— Problem statement —
Below are records; work out how many of their lines contain "Mistry" and give only that number.

** Begin Source data **

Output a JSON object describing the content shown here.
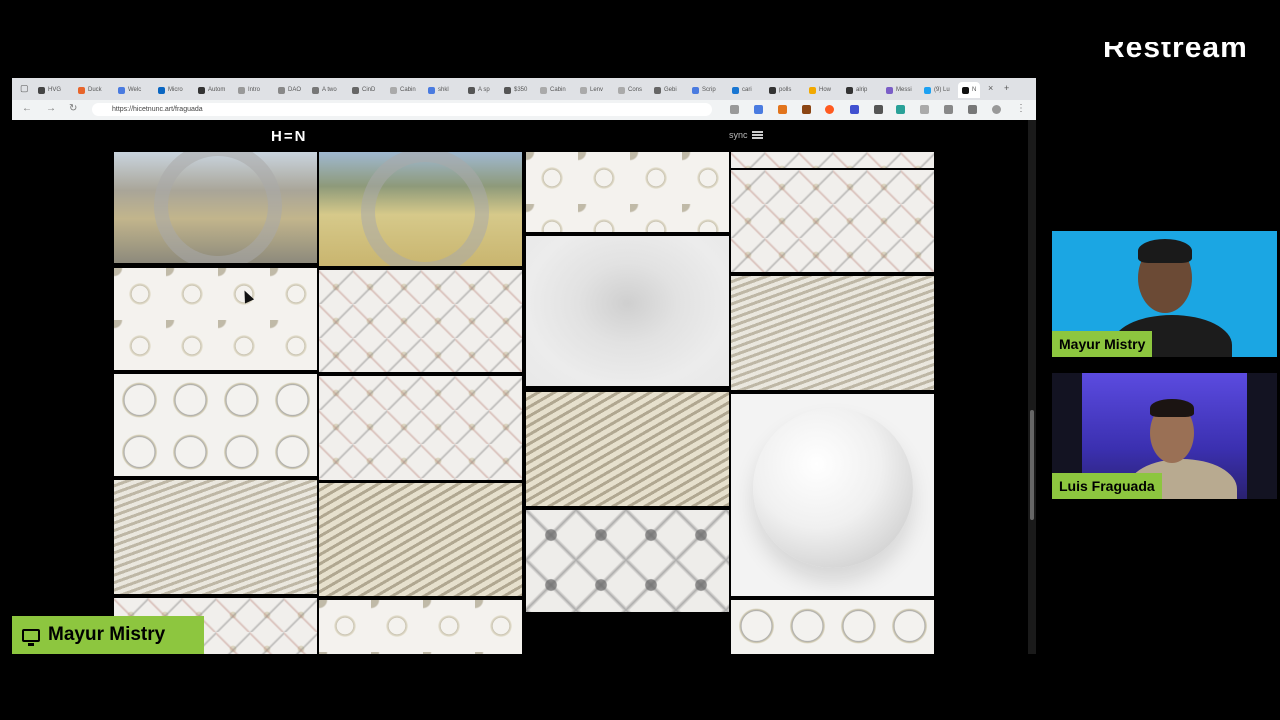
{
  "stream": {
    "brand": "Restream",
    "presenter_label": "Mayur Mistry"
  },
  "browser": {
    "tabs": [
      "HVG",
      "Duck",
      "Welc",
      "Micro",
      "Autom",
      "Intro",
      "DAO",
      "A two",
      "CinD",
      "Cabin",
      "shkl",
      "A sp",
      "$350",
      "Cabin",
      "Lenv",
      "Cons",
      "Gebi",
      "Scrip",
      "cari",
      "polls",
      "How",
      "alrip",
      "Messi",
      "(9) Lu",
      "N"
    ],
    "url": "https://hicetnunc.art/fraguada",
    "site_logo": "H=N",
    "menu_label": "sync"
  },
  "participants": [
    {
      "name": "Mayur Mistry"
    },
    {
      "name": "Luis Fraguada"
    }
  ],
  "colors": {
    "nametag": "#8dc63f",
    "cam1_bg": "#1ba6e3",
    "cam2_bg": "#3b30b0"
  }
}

** End Source data **
** Begin Source data **

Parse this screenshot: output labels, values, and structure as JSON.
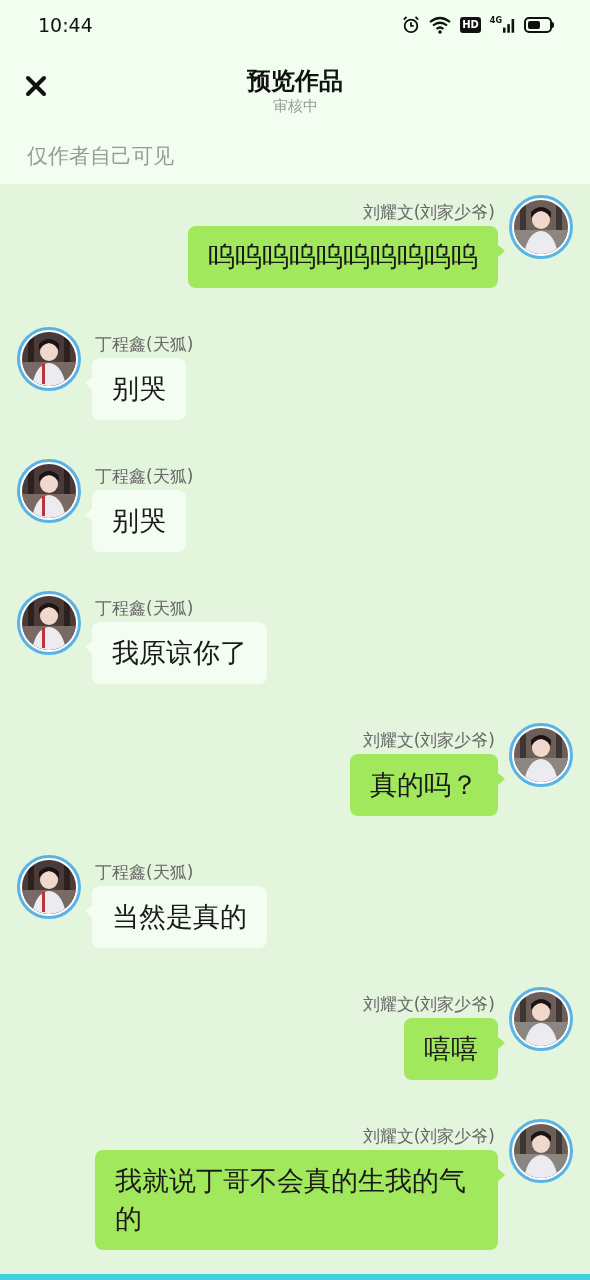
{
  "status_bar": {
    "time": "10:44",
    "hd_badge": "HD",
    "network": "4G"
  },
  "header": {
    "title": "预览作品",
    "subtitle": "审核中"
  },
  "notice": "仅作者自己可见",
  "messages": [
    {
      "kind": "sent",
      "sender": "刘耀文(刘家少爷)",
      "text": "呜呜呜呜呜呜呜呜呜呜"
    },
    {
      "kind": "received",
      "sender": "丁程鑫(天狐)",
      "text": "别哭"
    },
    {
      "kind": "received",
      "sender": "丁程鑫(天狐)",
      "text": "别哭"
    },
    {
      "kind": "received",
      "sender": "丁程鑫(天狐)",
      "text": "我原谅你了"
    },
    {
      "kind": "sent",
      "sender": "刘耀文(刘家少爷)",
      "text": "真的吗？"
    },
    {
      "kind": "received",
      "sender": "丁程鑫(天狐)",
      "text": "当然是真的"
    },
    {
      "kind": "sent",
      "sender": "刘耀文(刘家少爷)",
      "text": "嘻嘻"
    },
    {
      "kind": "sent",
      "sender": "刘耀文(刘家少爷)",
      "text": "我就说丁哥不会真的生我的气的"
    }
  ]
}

** End Source data **

— Answer —
2